▸ What you have to do: Give every entry again, unchanged, and leave its images out.

======== Records to process

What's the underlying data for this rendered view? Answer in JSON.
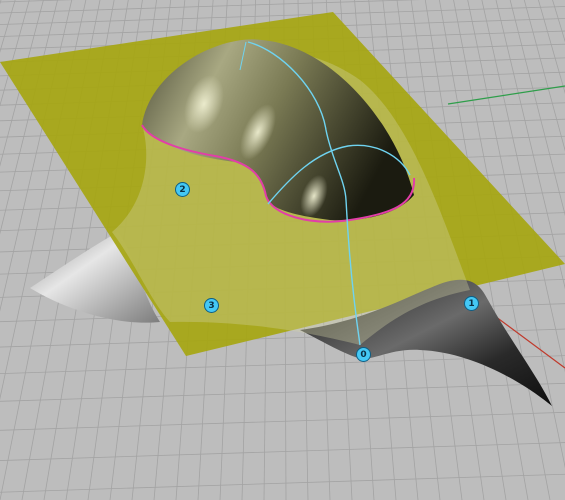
{
  "viewport": {
    "background_color": "#bdbdbd",
    "grid_line_color": "#a3a3a3",
    "plane_color": "#a6a612",
    "surface_highlight_color": "#d8d8b0",
    "surface_shadow_color": "#1c1c10",
    "trim_curve_color": "#e23ea8",
    "isocurve_color": "#6fd3f0",
    "x_axis_color": "#c0392b",
    "y_axis_color": "#2e9e4a"
  },
  "markers": [
    {
      "id": "marker-0",
      "label": "0",
      "color": "#44c8f5"
    },
    {
      "id": "marker-1",
      "label": "1",
      "color": "#44c8f5"
    },
    {
      "id": "marker-2",
      "label": "2",
      "color": "#44c8f5"
    },
    {
      "id": "marker-3",
      "label": "3",
      "color": "#44c8f5"
    }
  ]
}
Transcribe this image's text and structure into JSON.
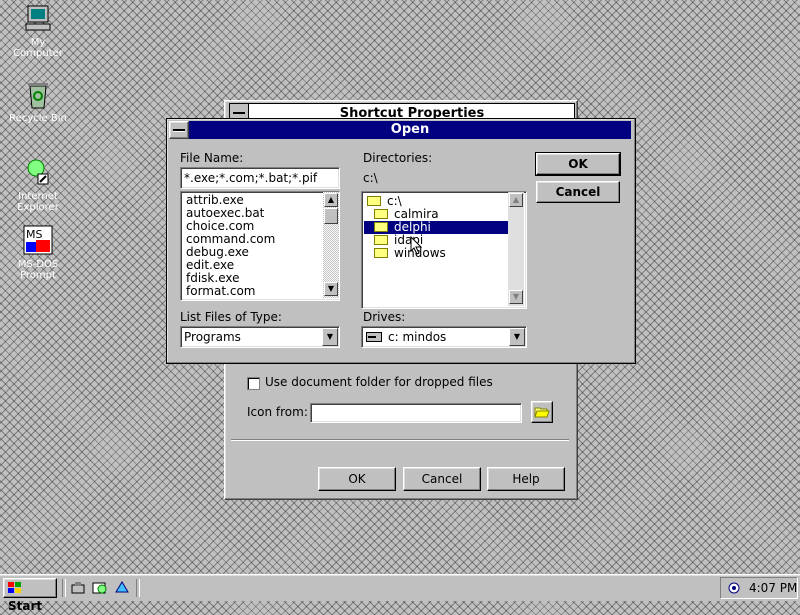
{
  "desktop": {
    "icons": [
      {
        "label": "My Computer",
        "icon": "computer-icon"
      },
      {
        "label": "Recycle Bin",
        "icon": "recycle-bin-icon"
      },
      {
        "label": "Internet Explorer",
        "icon": "explorer-icon"
      },
      {
        "label": "MS-DOS Prompt",
        "icon": "msdos-icon"
      }
    ]
  },
  "shortcut_properties": {
    "title": "Shortcut Properties",
    "use_doc_folder_label": "Use document folder for dropped files",
    "icon_from_label": "Icon from:",
    "icon_from_value": "",
    "ok_label": "OK",
    "cancel_label": "Cancel",
    "help_label": "Help"
  },
  "open_dialog": {
    "title": "Open",
    "file_name_label": "File Name:",
    "file_name_value": "*.exe;*.com;*.bat;*.pif",
    "files": [
      "attrib.exe",
      "autoexec.bat",
      "choice.com",
      "command.com",
      "debug.exe",
      "edit.exe",
      "fdisk.exe",
      "format.com"
    ],
    "list_type_label": "List Files of Type:",
    "list_type_value": "Programs",
    "directories_label": "Directories:",
    "current_dir": "c:\\",
    "dirs": [
      {
        "name": "c:\\",
        "open": true
      },
      {
        "name": "calmira"
      },
      {
        "name": "delphi",
        "selected": true
      },
      {
        "name": "idapi"
      },
      {
        "name": "windows"
      }
    ],
    "drives_label": "Drives:",
    "drive_value": "c: mindos",
    "ok_label": "OK",
    "cancel_label": "Cancel"
  },
  "taskbar": {
    "start_label": "Start",
    "clock": "4:07 PM"
  },
  "colors": {
    "title_active": "#000080",
    "face": "#c0c0c0",
    "selection": "#000080"
  }
}
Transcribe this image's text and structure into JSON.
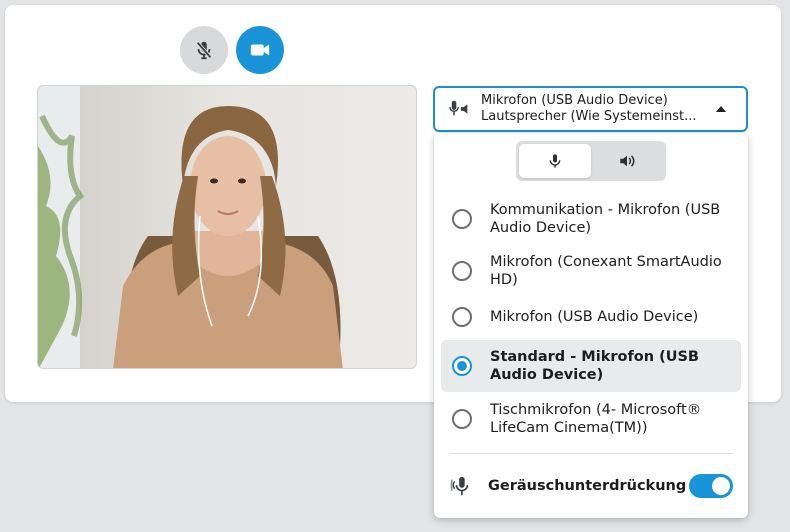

================

▸ Result:
What's the underlying data for this rendered view? Answer in JSON.
{
  "viewport": {
    "background_color": "#bdbdbd",
    "grid_line_color": "#a3a3a3",
    "plane_color": "#a6a612",
    "surface_highlight_color": "#d8d8b0",
    "surface_shadow_color": "#1c1c10",
    "trim_curve_color": "#e23ea8",
    "isocurve_color": "#6fd3f0",
    "x_axis_color": "#c0392b",
    "y_axis_color": "#2e9e4a"
  },
  "markers": [
    {
      "id": "marker-0",
      "label": "0",
      "color": "#44c8f5"
    },
    {
      "id": "marker-1",
      "label": "1",
      "color": "#44c8f5"
    },
    {
      "id": "marker-2",
      "label": "2",
      "color": "#44c8f5"
    },
    {
      "id": "marker-3",
      "label": "3",
      "color": "#44c8f5"
    }
  ]
}
Transcribe this image's text and structure into JSON.
{
  "desktop": {
    "icons": [
      {
        "label": "My Computer",
        "icon": "computer-icon"
      },
      {
        "label": "Recycle Bin",
        "icon": "recycle-bin-icon"
      },
      {
        "label": "Internet Explorer",
        "icon": "explorer-icon"
      },
      {
        "label": "MS-DOS Prompt",
        "icon": "msdos-icon"
      }
    ]
  },
  "shortcut_properties": {
    "title": "Shortcut Properties",
    "use_doc_folder_label": "Use document folder for dropped files",
    "icon_from_label": "Icon from:",
    "icon_from_value": "",
    "ok_label": "OK",
    "cancel_label": "Cancel",
    "help_label": "Help"
  },
  "open_dialog": {
    "title": "Open",
    "file_name_label": "File Name:",
    "file_name_value": "*.exe;*.com;*.bat;*.pif",
    "files": [
      "attrib.exe",
      "autoexec.bat",
      "choice.com",
      "command.com",
      "debug.exe",
      "edit.exe",
      "fdisk.exe",
      "format.com"
    ],
    "list_type_label": "List Files of Type:",
    "list_type_value": "Programs",
    "directories_label": "Directories:",
    "current_dir": "c:\\",
    "dirs": [
      {
        "name": "c:\\",
        "open": true
      },
      {
        "name": "calmira"
      },
      {
        "name": "delphi",
        "selected": true
      },
      {
        "name": "idapi"
      },
      {
        "name": "windows"
      }
    ],
    "drives_label": "Drives:",
    "drive_value": "c: mindos",
    "ok_label": "OK",
    "cancel_label": "Cancel"
  },
  "taskbar": {
    "start_label": "Start",
    "clock": "4:07 PM"
  },
  "colors": {
    "title_active": "#000080",
    "face": "#c0c0c0",
    "selection": "#000080"
  }
}
Transcribe this image's text and structure into JSON.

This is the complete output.